Report how many lines of the entries below contain the word "Registration", and nothing more.

-------- Material to process --------

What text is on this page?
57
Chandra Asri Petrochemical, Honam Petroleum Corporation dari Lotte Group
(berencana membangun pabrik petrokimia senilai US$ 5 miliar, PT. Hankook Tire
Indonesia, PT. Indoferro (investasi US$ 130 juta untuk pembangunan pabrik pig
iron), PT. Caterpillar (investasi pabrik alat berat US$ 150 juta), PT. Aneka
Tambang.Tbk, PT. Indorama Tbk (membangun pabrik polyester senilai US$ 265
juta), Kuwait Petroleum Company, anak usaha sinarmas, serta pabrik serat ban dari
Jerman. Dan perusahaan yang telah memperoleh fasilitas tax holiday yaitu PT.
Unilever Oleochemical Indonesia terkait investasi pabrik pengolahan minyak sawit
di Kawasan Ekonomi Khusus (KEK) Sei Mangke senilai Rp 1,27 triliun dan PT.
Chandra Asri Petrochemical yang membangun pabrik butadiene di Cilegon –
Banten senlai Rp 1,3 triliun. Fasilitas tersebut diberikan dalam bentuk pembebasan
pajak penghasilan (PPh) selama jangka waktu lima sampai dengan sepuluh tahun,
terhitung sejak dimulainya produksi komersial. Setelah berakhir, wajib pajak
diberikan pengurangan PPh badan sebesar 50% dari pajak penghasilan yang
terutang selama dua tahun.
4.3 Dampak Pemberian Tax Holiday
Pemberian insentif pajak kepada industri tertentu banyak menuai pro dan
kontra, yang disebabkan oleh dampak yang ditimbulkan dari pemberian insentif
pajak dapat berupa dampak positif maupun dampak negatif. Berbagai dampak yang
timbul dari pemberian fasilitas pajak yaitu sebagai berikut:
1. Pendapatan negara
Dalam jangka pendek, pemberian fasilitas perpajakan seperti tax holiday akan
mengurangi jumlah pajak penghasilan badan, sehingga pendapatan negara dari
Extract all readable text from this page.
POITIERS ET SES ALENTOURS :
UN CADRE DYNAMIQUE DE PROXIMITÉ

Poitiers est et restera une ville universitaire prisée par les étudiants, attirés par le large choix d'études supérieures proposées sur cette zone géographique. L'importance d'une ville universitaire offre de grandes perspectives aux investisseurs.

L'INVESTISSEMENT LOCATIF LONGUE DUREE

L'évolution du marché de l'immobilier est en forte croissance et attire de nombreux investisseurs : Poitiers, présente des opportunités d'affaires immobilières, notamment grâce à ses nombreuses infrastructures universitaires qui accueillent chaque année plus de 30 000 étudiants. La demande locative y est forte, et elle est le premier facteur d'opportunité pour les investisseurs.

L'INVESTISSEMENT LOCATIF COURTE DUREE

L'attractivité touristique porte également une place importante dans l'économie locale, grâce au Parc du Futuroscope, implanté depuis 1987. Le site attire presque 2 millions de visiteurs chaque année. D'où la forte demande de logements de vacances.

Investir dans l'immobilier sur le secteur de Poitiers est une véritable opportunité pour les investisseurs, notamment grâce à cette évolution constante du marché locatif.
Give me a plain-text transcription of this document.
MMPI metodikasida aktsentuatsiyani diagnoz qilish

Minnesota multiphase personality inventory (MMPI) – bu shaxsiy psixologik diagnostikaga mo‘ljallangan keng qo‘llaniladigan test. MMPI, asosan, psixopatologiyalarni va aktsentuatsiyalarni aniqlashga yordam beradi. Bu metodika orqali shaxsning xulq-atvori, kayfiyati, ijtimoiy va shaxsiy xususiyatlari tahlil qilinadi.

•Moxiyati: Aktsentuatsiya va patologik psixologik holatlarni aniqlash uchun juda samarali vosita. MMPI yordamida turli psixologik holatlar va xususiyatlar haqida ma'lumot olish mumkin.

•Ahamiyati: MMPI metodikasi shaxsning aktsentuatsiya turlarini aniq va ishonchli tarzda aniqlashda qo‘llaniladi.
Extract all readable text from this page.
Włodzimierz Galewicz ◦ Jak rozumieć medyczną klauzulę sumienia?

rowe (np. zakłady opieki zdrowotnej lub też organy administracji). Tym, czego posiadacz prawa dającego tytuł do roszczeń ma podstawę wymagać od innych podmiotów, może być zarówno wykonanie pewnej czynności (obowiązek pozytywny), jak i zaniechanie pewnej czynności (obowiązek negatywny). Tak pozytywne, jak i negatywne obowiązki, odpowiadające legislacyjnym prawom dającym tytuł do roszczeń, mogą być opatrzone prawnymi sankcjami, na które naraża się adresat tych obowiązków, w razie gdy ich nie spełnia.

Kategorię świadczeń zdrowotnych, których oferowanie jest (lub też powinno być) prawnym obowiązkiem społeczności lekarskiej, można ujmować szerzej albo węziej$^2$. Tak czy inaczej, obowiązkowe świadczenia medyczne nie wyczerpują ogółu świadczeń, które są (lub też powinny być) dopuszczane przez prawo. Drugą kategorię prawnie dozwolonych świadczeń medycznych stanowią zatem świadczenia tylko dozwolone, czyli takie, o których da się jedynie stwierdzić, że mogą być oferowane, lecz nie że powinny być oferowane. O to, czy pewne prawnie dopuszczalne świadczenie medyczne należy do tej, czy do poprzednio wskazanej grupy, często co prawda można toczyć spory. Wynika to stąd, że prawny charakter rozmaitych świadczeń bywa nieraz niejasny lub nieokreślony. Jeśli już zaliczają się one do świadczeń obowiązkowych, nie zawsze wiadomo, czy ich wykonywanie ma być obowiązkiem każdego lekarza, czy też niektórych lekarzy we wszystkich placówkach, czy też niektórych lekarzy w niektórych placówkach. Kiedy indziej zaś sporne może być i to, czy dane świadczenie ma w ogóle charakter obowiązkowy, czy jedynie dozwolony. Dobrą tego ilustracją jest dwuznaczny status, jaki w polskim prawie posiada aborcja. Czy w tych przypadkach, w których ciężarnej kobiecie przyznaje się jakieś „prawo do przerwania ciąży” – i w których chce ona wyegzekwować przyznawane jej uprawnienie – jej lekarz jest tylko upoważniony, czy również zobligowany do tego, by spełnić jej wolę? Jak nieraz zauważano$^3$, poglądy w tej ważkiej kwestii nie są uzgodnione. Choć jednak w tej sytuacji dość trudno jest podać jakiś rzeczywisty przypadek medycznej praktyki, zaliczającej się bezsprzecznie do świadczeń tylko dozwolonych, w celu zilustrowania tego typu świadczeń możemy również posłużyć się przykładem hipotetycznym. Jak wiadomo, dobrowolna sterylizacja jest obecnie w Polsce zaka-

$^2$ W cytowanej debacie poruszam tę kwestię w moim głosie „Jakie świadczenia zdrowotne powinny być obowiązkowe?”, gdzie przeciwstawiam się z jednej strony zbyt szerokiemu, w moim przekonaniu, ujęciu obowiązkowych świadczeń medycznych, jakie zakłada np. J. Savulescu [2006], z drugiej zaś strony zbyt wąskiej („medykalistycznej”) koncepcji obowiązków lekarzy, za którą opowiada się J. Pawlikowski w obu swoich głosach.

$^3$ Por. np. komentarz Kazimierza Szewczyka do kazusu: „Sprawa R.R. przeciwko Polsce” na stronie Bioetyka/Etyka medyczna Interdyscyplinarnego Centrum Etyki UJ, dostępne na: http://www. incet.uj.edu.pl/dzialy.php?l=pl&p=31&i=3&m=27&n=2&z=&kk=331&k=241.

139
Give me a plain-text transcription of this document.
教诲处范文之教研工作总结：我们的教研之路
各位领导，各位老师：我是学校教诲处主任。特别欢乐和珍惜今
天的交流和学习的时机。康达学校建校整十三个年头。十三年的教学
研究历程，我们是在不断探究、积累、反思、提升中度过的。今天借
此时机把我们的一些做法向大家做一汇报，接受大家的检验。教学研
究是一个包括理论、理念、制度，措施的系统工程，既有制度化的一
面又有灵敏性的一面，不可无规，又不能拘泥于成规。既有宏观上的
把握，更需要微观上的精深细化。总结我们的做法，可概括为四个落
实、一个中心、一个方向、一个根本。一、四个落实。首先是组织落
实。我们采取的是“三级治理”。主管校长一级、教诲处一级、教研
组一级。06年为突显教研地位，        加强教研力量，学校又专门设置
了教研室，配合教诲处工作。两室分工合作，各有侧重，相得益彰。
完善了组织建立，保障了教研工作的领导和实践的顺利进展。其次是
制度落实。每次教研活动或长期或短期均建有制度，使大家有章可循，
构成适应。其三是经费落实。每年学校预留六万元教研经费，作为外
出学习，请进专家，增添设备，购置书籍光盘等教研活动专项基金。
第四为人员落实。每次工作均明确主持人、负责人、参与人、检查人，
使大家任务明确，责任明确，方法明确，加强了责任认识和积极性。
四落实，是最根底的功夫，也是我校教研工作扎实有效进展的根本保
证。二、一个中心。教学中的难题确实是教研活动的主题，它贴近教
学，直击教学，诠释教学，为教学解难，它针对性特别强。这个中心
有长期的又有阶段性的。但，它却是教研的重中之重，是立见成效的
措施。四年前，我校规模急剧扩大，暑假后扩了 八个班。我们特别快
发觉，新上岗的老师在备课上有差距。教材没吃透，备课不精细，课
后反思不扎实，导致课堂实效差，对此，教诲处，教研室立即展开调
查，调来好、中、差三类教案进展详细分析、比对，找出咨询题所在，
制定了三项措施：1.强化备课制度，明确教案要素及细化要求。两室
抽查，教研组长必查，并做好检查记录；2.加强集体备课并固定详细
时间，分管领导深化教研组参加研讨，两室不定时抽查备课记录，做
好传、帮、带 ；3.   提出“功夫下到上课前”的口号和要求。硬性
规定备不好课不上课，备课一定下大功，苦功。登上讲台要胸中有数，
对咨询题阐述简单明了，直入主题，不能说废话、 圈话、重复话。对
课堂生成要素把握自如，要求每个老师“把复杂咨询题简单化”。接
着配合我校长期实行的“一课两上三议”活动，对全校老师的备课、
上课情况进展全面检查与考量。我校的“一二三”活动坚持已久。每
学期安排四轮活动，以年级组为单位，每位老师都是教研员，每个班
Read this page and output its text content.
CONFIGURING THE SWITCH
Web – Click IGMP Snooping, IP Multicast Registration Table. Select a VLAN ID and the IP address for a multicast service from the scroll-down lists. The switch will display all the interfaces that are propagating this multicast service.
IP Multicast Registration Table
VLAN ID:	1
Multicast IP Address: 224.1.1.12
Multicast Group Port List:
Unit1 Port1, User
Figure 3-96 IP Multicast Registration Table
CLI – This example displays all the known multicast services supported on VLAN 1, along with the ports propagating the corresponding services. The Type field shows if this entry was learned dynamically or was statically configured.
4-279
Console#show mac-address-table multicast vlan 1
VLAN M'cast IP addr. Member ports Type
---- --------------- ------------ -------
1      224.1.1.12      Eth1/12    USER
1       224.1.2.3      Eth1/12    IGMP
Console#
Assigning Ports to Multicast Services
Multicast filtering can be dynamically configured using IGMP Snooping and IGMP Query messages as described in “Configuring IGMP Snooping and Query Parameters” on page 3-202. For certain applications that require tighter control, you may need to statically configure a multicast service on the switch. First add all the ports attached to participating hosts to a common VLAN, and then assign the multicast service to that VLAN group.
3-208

--------

* Expected answer: 3